◆ SHORT EXERCISE:
Find the string "scrive" in the data, then copy every line where it is found.

Data entries
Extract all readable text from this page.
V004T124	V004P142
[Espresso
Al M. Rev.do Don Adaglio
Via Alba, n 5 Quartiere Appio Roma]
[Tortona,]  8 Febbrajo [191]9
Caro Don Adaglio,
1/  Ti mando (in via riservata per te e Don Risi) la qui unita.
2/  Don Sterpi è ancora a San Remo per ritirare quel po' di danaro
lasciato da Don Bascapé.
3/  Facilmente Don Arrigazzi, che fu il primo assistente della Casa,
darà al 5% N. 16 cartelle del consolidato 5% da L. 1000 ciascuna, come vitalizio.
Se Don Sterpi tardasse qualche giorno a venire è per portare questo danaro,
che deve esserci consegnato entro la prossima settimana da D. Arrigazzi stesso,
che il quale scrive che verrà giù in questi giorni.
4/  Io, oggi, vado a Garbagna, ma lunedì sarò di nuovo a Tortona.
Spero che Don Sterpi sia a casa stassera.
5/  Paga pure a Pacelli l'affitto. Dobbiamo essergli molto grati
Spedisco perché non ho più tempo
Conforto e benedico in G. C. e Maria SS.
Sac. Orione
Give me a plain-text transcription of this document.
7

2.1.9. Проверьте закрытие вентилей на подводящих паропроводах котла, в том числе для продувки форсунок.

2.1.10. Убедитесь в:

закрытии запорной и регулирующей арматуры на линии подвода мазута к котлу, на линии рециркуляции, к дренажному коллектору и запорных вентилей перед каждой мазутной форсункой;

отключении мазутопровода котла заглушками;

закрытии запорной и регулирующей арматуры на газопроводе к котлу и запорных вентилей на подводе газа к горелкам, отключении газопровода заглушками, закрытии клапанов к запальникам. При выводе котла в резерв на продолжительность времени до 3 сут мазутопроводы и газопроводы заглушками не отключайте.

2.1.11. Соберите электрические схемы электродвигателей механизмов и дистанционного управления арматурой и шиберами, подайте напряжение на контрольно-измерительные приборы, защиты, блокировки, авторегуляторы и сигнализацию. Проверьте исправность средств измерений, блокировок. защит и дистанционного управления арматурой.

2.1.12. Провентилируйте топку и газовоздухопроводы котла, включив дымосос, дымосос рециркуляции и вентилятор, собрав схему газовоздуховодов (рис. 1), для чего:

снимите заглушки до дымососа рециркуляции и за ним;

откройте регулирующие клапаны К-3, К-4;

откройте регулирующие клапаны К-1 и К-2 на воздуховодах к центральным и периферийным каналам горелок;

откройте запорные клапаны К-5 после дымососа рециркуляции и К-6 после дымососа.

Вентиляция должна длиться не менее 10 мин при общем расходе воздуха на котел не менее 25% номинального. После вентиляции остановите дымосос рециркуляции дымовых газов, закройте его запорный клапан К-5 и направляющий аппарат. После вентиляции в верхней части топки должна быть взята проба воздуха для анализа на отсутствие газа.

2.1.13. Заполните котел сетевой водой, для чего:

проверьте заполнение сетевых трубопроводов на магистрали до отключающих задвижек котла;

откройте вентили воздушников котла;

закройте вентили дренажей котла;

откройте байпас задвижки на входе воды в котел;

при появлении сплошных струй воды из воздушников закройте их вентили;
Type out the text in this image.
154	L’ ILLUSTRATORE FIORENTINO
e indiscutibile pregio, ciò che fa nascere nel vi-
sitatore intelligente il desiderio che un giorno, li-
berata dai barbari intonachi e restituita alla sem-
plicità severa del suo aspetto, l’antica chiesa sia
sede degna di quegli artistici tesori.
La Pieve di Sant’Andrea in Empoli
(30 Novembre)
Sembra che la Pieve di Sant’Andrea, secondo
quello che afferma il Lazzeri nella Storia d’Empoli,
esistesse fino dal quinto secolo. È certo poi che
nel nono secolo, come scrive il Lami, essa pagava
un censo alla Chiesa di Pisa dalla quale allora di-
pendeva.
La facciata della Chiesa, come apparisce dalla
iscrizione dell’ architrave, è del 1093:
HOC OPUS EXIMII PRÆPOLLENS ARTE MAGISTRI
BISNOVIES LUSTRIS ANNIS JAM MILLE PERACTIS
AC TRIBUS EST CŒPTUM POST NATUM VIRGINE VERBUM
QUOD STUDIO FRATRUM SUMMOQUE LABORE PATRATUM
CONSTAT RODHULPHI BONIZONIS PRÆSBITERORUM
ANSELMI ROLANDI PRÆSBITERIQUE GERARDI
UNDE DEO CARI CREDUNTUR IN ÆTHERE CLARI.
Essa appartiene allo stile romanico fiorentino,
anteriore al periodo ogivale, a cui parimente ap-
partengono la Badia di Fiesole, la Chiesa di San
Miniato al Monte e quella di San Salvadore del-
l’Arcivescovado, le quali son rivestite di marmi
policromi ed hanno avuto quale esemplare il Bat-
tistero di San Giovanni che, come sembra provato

◆ RESPONSE TO THE EXERCISE:
che il quale scrive che verrà giù in questi giorni.
nel nono secolo, come scrive il Lami, essa pagava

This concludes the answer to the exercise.